▶ [EXERCISE REQUIREMENTS] Would you quote the material below in full and unchanged?

▶ [DATASET RECORDS]
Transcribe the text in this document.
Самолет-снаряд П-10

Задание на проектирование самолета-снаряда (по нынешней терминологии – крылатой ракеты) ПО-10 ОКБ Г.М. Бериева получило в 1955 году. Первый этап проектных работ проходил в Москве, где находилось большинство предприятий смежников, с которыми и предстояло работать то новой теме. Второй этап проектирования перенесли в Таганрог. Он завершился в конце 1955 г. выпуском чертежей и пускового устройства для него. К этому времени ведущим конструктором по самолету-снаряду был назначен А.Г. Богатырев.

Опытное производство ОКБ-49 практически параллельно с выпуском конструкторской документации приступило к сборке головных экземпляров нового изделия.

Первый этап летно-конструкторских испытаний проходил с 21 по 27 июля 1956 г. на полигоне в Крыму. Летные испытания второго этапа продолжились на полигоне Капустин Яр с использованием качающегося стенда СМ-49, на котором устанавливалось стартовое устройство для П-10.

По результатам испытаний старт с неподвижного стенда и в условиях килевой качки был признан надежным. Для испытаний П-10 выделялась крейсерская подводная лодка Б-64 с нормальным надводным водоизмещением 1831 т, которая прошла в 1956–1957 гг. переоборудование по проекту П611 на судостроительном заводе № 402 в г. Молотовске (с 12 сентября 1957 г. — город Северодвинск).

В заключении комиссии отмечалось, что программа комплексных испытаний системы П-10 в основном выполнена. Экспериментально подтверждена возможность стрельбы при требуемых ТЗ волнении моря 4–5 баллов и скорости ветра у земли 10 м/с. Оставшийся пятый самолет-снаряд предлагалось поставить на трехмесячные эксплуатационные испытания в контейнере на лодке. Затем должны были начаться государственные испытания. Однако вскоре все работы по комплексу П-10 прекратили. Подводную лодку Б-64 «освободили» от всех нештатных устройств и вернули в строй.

▶ [SOLUTION]
Transcribe the text in this document.
Самолет-снаряд П-10

Задание на проектирование самолета-снаряда (по нынешней терминологии – крылатой ракеты) ПО-10 ОКБ Г.М. Бериева получило в 1955 году. Первый этап проектных работ проходил в Москве, где находилось большинство предприятий смежников, с которыми и предстояло работать то новой теме. Второй этап проектирования перенесли в Таганрог. Он завершился в конце 1955 г. выпуском чертежей и пускового устройства для него. К этому времени ведущим конструктором по самолету-снаряду был назначен А.Г. Богатырев.

Опытное производство ОКБ-49 практически параллельно с выпуском конструкторской документации приступило к сборке головных экземпляров нового изделия.

Первый этап летно-конструкторских испытаний проходил с 21 по 27 июля 1956 г. на полигоне в Крыму. Летные испытания второго этапа продолжились на полигоне Капустин Яр с использованием качающегося стенда СМ-49, на котором устанавливалось стартовое устройство для П-10.

По результатам испытаний старт с неподвижного стенда и в условиях килевой качки был признан надежным. Для испытаний П-10 выделялась крейсерская подводная лодка Б-64 с нормальным надводным водоизмещением 1831 т, которая прошла в 1956–1957 гг. переоборудование по проекту П611 на судостроительном заводе № 402 в г. Молотовске (с 12 сентября 1957 г. — город Северодвинск).

В заключении комиссии отмечалось, что программа комплексных испытаний системы П-10 в основном выполнена. Экспериментально подтверждена возможность стрельбы при требуемых ТЗ волнении моря 4–5 баллов и скорости ветра у земли 10 м/с. Оставшийся пятый самолет-снаряд предлагалось поставить на трехмесячные эксплуатационные испытания в контейнере на лодке. Затем должны были начаться государственные испытания. Однако вскоре все работы по комплексу П-10 прекратили. Подводную лодку Б-64 «освободили» от всех нештатных устройств и вернули в строй.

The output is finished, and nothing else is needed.